* Stated task: Retype each line exactly. Skip images.

* Available records:
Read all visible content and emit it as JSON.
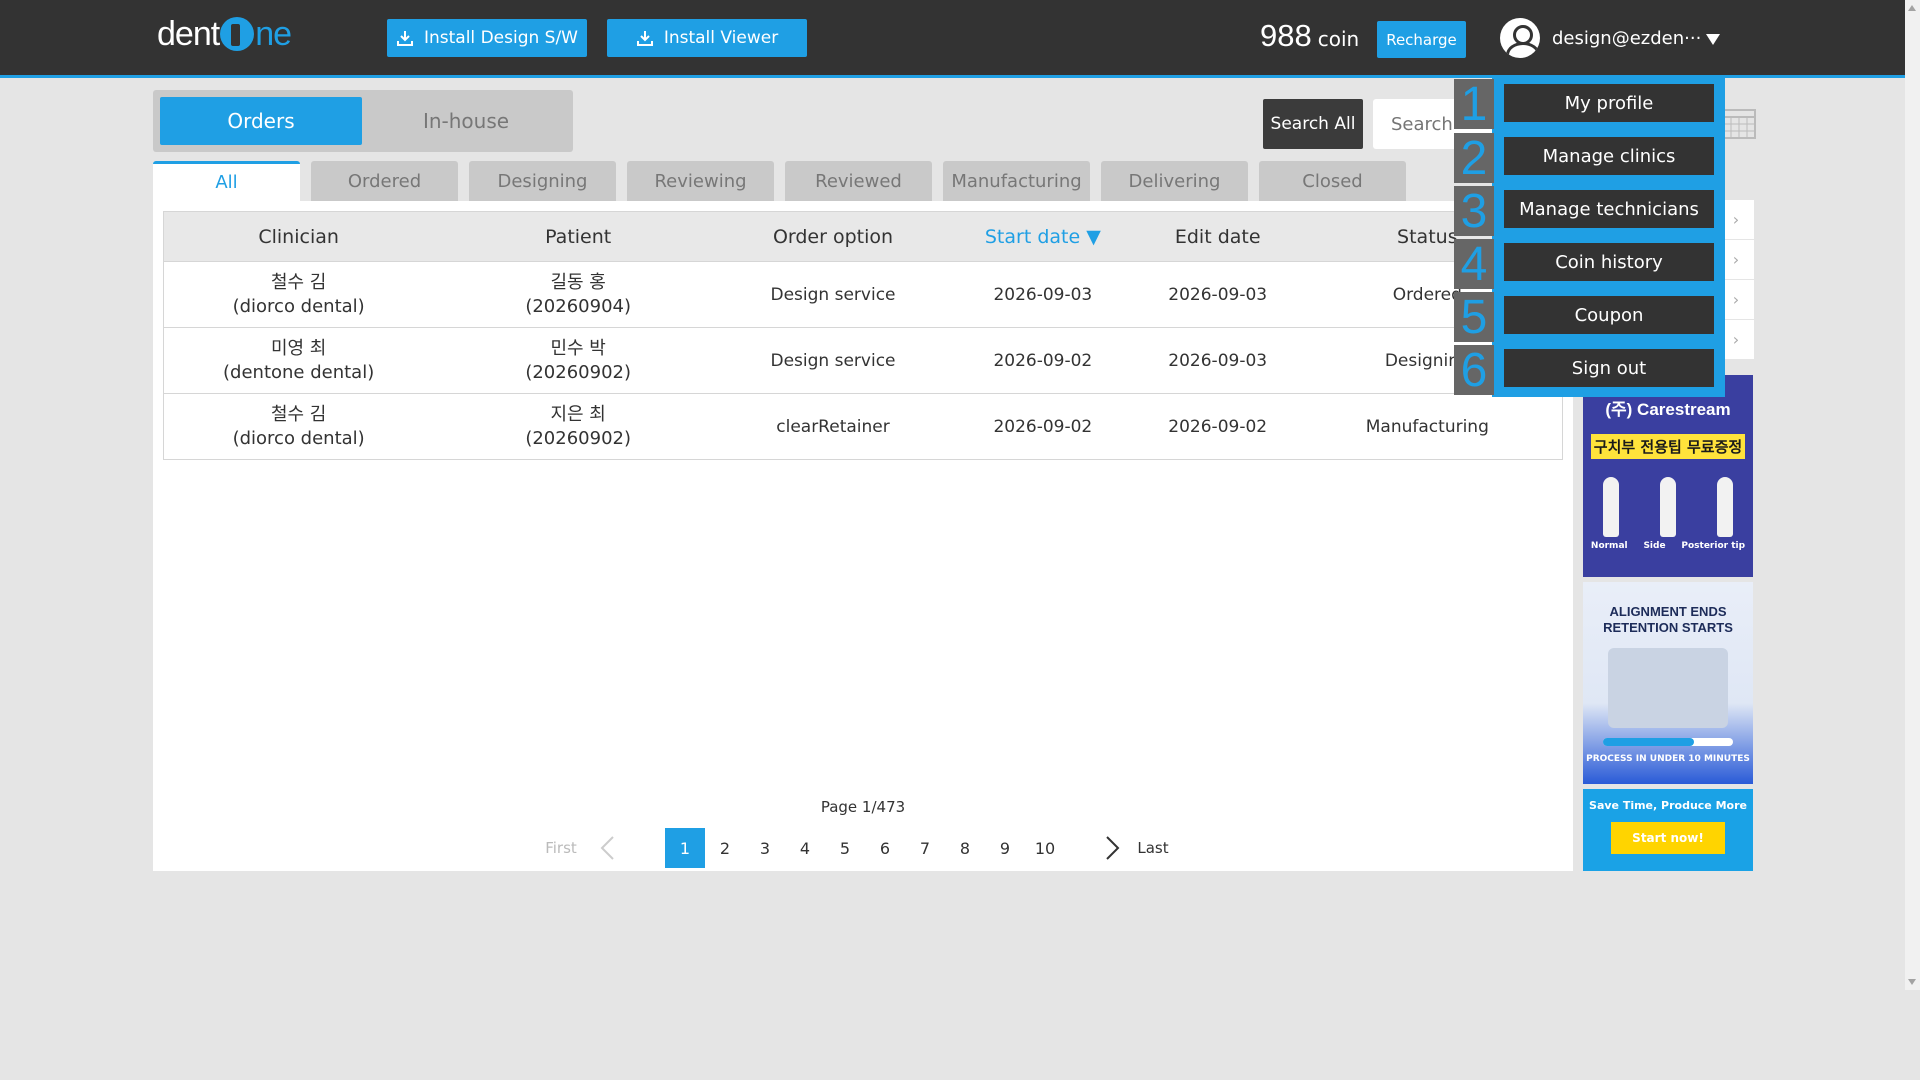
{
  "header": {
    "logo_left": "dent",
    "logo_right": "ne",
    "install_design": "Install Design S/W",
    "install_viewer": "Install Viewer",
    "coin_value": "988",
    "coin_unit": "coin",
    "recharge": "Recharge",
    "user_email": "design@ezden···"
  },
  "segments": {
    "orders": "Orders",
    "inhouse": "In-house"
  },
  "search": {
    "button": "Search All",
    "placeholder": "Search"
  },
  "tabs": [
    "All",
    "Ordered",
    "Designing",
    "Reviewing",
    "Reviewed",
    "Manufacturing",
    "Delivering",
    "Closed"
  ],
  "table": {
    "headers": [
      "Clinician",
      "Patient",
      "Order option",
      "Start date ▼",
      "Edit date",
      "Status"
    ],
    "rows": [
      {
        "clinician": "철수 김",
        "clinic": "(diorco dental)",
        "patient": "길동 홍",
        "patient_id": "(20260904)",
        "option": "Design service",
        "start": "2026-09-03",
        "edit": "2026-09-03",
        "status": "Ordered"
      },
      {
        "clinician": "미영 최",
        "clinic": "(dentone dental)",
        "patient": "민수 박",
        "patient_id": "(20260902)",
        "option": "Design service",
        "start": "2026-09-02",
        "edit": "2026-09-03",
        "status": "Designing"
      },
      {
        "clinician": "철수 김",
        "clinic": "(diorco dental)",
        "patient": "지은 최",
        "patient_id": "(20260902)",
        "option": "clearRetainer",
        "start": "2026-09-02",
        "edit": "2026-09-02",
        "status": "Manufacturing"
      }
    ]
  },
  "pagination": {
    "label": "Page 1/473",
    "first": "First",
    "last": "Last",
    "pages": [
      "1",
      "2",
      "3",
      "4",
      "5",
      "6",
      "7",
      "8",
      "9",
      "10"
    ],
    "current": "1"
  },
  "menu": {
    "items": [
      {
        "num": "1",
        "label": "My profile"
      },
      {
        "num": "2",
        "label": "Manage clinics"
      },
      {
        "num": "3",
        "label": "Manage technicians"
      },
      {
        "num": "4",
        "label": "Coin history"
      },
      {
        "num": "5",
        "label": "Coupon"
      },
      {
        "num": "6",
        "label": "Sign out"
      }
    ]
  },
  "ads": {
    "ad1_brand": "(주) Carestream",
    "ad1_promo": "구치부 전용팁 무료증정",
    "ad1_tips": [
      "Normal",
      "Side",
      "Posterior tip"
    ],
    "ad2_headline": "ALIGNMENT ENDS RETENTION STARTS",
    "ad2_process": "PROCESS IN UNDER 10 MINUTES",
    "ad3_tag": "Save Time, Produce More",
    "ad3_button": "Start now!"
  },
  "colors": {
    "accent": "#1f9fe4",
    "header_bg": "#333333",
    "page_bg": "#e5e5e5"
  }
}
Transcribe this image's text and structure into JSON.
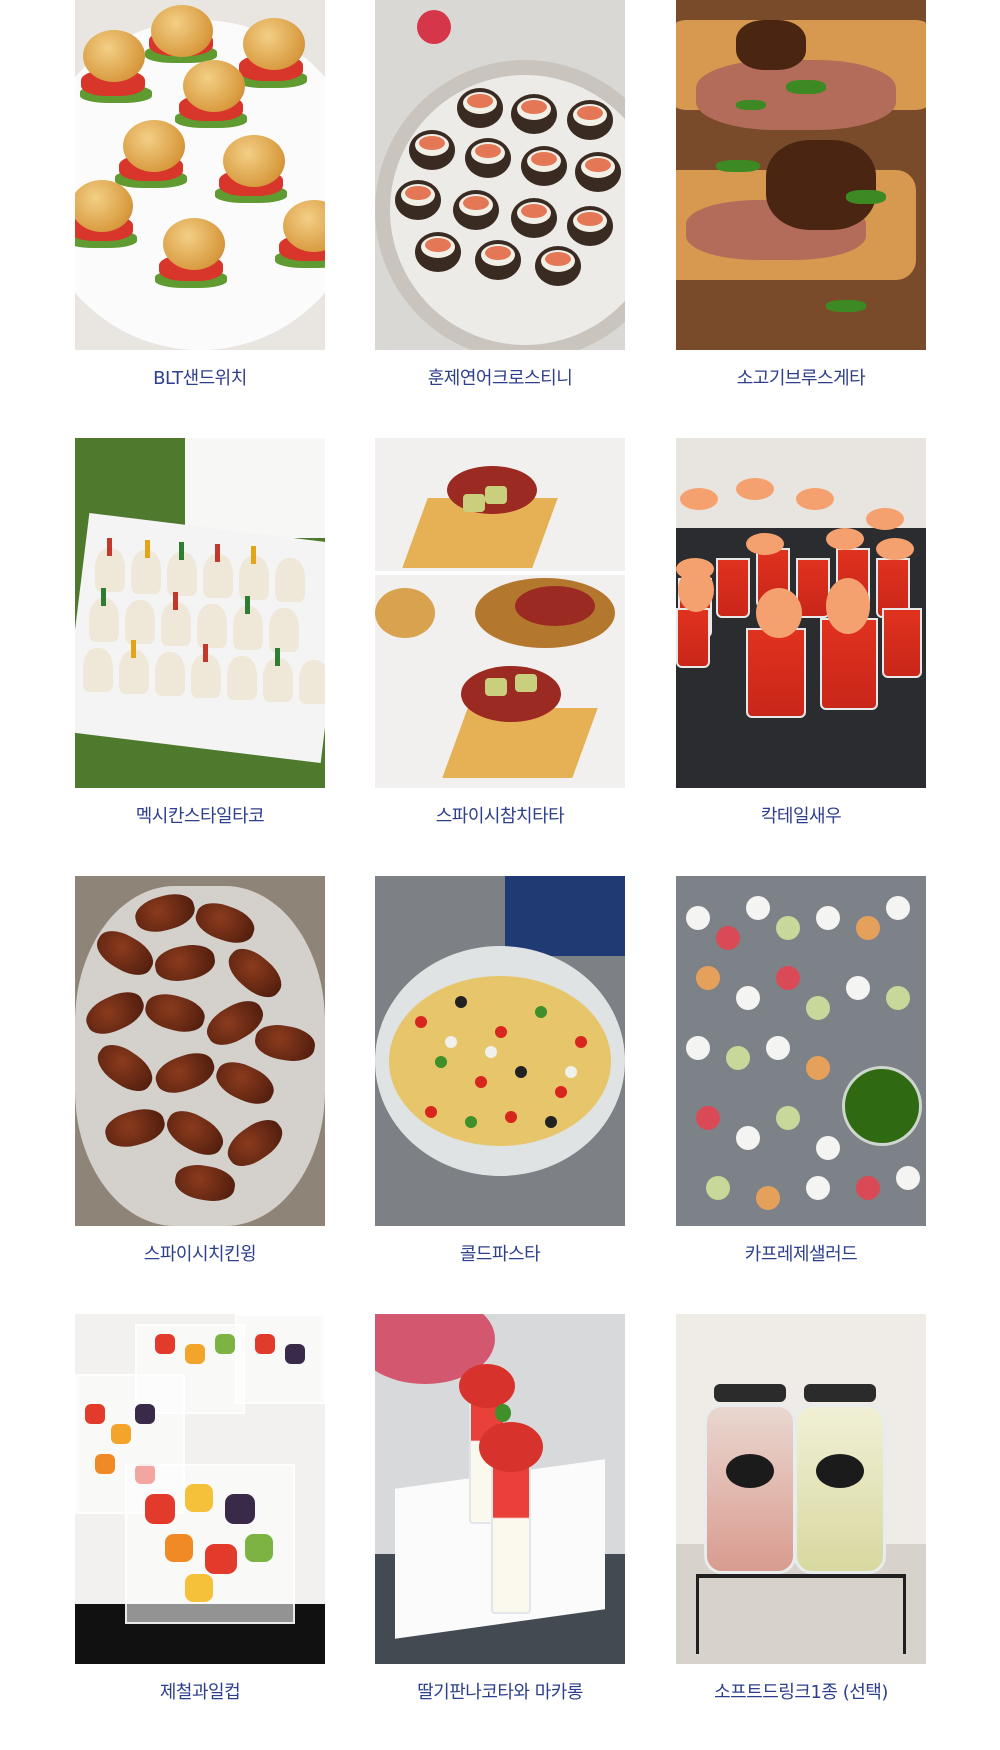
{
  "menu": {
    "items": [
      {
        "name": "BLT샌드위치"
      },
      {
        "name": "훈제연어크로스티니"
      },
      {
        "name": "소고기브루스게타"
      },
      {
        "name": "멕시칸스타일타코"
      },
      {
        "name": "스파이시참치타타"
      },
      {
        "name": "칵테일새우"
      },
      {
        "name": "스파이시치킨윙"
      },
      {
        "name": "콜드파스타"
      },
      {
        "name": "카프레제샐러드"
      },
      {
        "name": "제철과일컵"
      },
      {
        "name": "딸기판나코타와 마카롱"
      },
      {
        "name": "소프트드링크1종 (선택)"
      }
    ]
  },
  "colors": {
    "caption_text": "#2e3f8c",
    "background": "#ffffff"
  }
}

* Answer below:
Read all visible content and emit it as JSON.
{
  "header": {
    "logo_left": "dent",
    "logo_right": "ne",
    "install_design": "Install Design S/W",
    "install_viewer": "Install Viewer",
    "coin_value": "988",
    "coin_unit": "coin",
    "recharge": "Recharge",
    "user_email": "design@ezden···"
  },
  "segments": {
    "orders": "Orders",
    "inhouse": "In-house"
  },
  "search": {
    "button": "Search All",
    "placeholder": "Search"
  },
  "tabs": [
    "All",
    "Ordered",
    "Designing",
    "Reviewing",
    "Reviewed",
    "Manufacturing",
    "Delivering",
    "Closed"
  ],
  "table": {
    "headers": [
      "Clinician",
      "Patient",
      "Order option",
      "Start date ▼",
      "Edit date",
      "Status"
    ],
    "rows": [
      {
        "clinician": "철수 김",
        "clinic": "(diorco dental)",
        "patient": "길동 홍",
        "patient_id": "(20260904)",
        "option": "Design service",
        "start": "2026-09-03",
        "edit": "2026-09-03",
        "status": "Ordered"
      },
      {
        "clinician": "미영 최",
        "clinic": "(dentone dental)",
        "patient": "민수 박",
        "patient_id": "(20260902)",
        "option": "Design service",
        "start": "2026-09-02",
        "edit": "2026-09-03",
        "status": "Designing"
      },
      {
        "clinician": "철수 김",
        "clinic": "(diorco dental)",
        "patient": "지은 최",
        "patient_id": "(20260902)",
        "option": "clearRetainer",
        "start": "2026-09-02",
        "edit": "2026-09-02",
        "status": "Manufacturing"
      }
    ]
  },
  "pagination": {
    "label": "Page 1/473",
    "first": "First",
    "last": "Last",
    "pages": [
      "1",
      "2",
      "3",
      "4",
      "5",
      "6",
      "7",
      "8",
      "9",
      "10"
    ],
    "current": "1"
  },
  "menu": {
    "items": [
      {
        "num": "1",
        "label": "My profile"
      },
      {
        "num": "2",
        "label": "Manage clinics"
      },
      {
        "num": "3",
        "label": "Manage technicians"
      },
      {
        "num": "4",
        "label": "Coin history"
      },
      {
        "num": "5",
        "label": "Coupon"
      },
      {
        "num": "6",
        "label": "Sign out"
      }
    ]
  },
  "ads": {
    "ad1_brand": "(주) Carestream",
    "ad1_promo": "구치부 전용팁 무료증정",
    "ad1_tips": [
      "Normal",
      "Side",
      "Posterior tip"
    ],
    "ad2_headline": "ALIGNMENT ENDS RETENTION STARTS",
    "ad2_process": "PROCESS IN UNDER 10 MINUTES",
    "ad3_tag": "Save Time, Produce More",
    "ad3_button": "Start now!"
  },
  "colors": {
    "accent": "#1f9fe4",
    "header_bg": "#333333",
    "page_bg": "#e5e5e5"
  }
}
Transcribe this image's text and structure into JSON.
{
  "menu": {
    "items": [
      {
        "name": "BLT샌드위치"
      },
      {
        "name": "훈제연어크로스티니"
      },
      {
        "name": "소고기브루스게타"
      },
      {
        "name": "멕시칸스타일타코"
      },
      {
        "name": "스파이시참치타타"
      },
      {
        "name": "칵테일새우"
      },
      {
        "name": "스파이시치킨윙"
      },
      {
        "name": "콜드파스타"
      },
      {
        "name": "카프레제샐러드"
      },
      {
        "name": "제철과일컵"
      },
      {
        "name": "딸기판나코타와 마카롱"
      },
      {
        "name": "소프트드링크1종 (선택)"
      }
    ]
  },
  "colors": {
    "caption_text": "#2e3f8c",
    "background": "#ffffff"
  }
}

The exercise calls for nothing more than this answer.